— MATERIAL PROVIDED —
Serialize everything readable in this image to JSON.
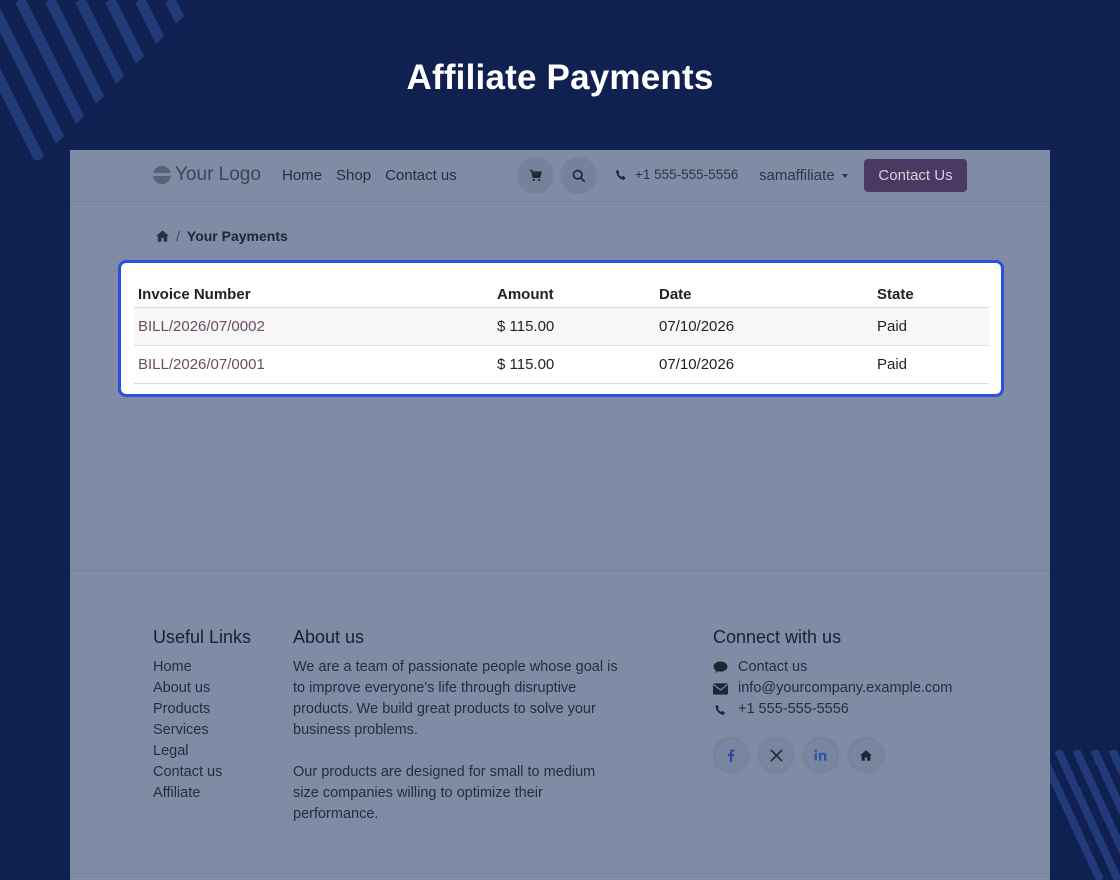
{
  "hero": {
    "title": "Affiliate Payments"
  },
  "colors": {
    "background": "#102050",
    "accent_button": "#4a3a63",
    "highlight_border": "#2b4fe0",
    "invoice_link": "#6d4b63"
  },
  "navbar": {
    "logo": "Your Logo",
    "links": [
      "Home",
      "Shop",
      "Contact us"
    ],
    "icons": [
      "cart-icon",
      "search-icon"
    ],
    "phone": "+1 555-555-5556",
    "user": "samaffiliate",
    "cta": "Contact Us"
  },
  "breadcrumb": {
    "home_icon": "home-icon",
    "current": "Your Payments"
  },
  "payments_table": {
    "headers": [
      "Invoice Number",
      "Amount",
      "Date",
      "State"
    ],
    "rows": [
      [
        "BILL/2026/07/0002",
        "$ 115.00",
        "07/10/2026",
        "Paid"
      ],
      [
        "BILL/2026/07/0001",
        "$ 115.00",
        "07/10/2026",
        "Paid"
      ]
    ]
  },
  "footer": {
    "useful_links": {
      "title": "Useful Links",
      "items": [
        "Home",
        "About us",
        "Products",
        "Services",
        "Legal",
        "Contact us",
        "Affiliate"
      ]
    },
    "about": {
      "title": "About us",
      "p1": "We are a team of passionate people whose goal is to improve everyone's life through disruptive products. We build great products to solve your business problems.",
      "p2": "Our products are designed for small to medium size companies willing to optimize their performance."
    },
    "connect": {
      "title": "Connect with us",
      "contact": "Contact us",
      "email": "info@yourcompany.example.com",
      "phone": "+1 555-555-5556",
      "socials": [
        "facebook-icon",
        "x-twitter-icon",
        "linkedin-icon",
        "home-icon"
      ]
    }
  }
}
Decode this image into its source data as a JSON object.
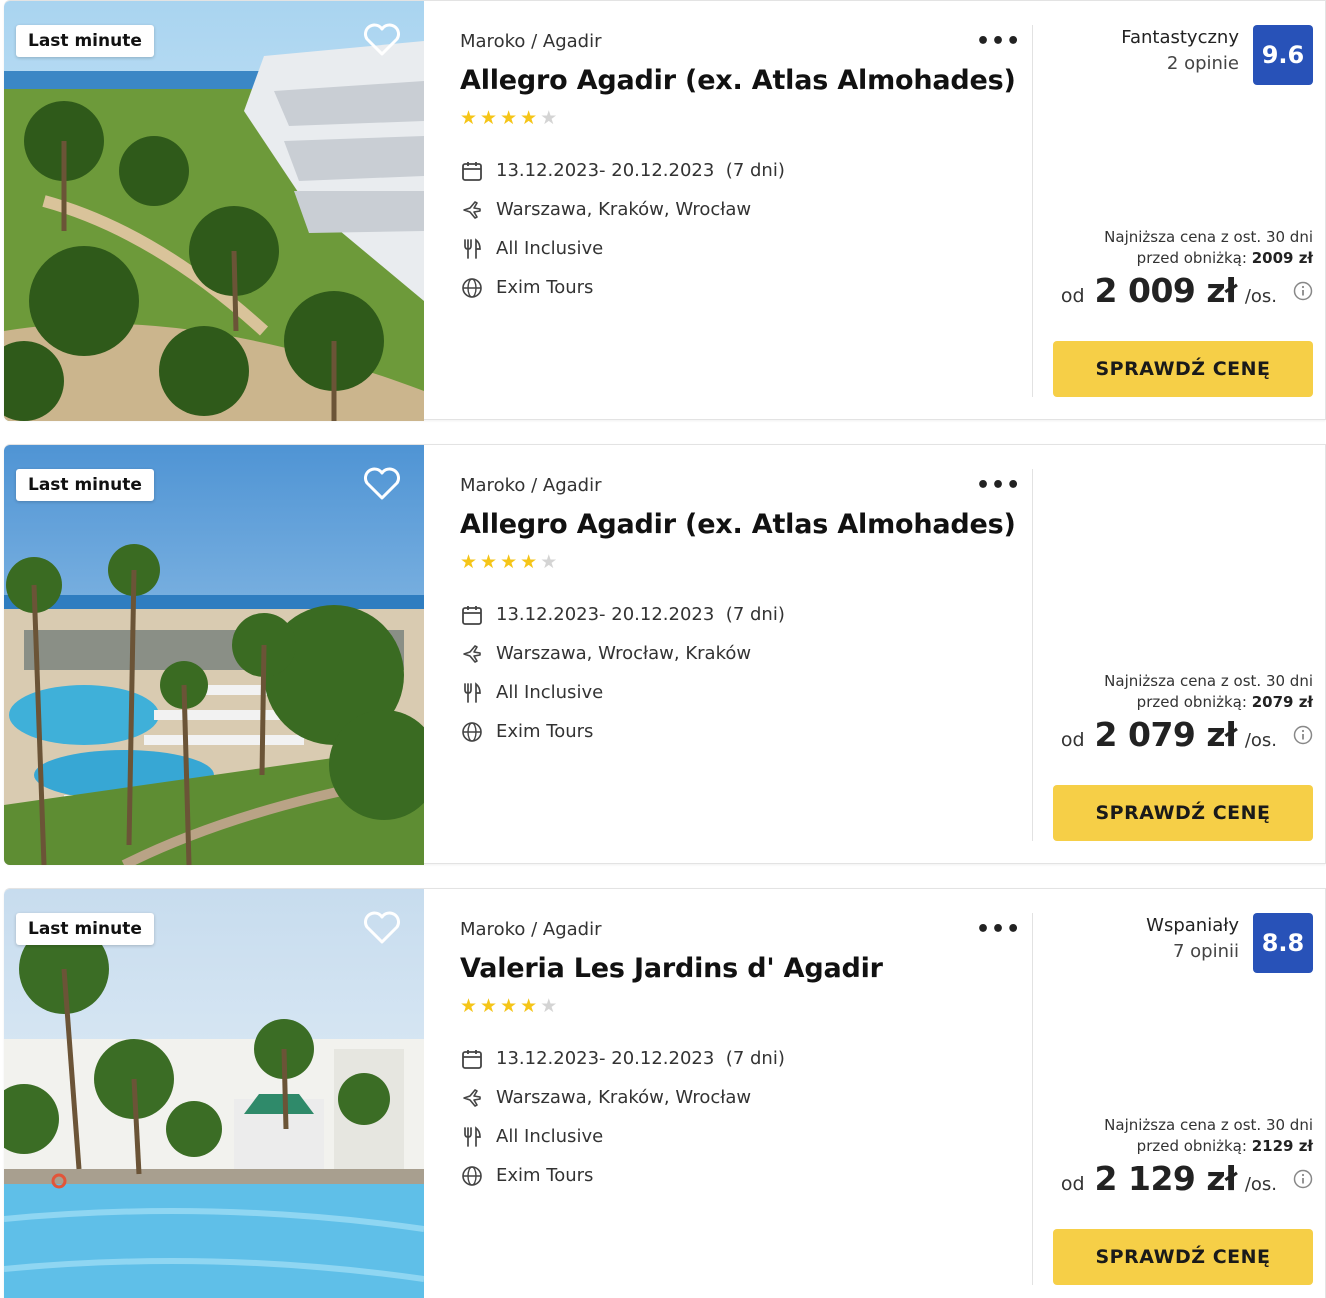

— WRITTEN TASK —
From the data above, write out everything exactly except the pictures.

— EXERCISE OUTPUT —
Serialize everything readable in this image to JSON.
{
  "hero": {
    "title": "Affiliate Payments"
  },
  "colors": {
    "background": "#102050",
    "accent_button": "#4a3a63",
    "highlight_border": "#2b4fe0",
    "invoice_link": "#6d4b63"
  },
  "navbar": {
    "logo": "Your Logo",
    "links": [
      "Home",
      "Shop",
      "Contact us"
    ],
    "icons": [
      "cart-icon",
      "search-icon"
    ],
    "phone": "+1 555-555-5556",
    "user": "samaffiliate",
    "cta": "Contact Us"
  },
  "breadcrumb": {
    "home_icon": "home-icon",
    "current": "Your Payments"
  },
  "payments_table": {
    "headers": [
      "Invoice Number",
      "Amount",
      "Date",
      "State"
    ],
    "rows": [
      [
        "BILL/2026/07/0002",
        "$ 115.00",
        "07/10/2026",
        "Paid"
      ],
      [
        "BILL/2026/07/0001",
        "$ 115.00",
        "07/10/2026",
        "Paid"
      ]
    ]
  },
  "footer": {
    "useful_links": {
      "title": "Useful Links",
      "items": [
        "Home",
        "About us",
        "Products",
        "Services",
        "Legal",
        "Contact us",
        "Affiliate"
      ]
    },
    "about": {
      "title": "About us",
      "p1": "We are a team of passionate people whose goal is to improve everyone's life through disruptive products. We build great products to solve your business problems.",
      "p2": "Our products are designed for small to medium size companies willing to optimize their performance."
    },
    "connect": {
      "title": "Connect with us",
      "contact": "Contact us",
      "email": "info@yourcompany.example.com",
      "phone": "+1 555-555-5556",
      "socials": [
        "facebook-icon",
        "x-twitter-icon",
        "linkedin-icon",
        "home-icon"
      ]
    }
  }
}
Decode this image into its source data as a JSON object.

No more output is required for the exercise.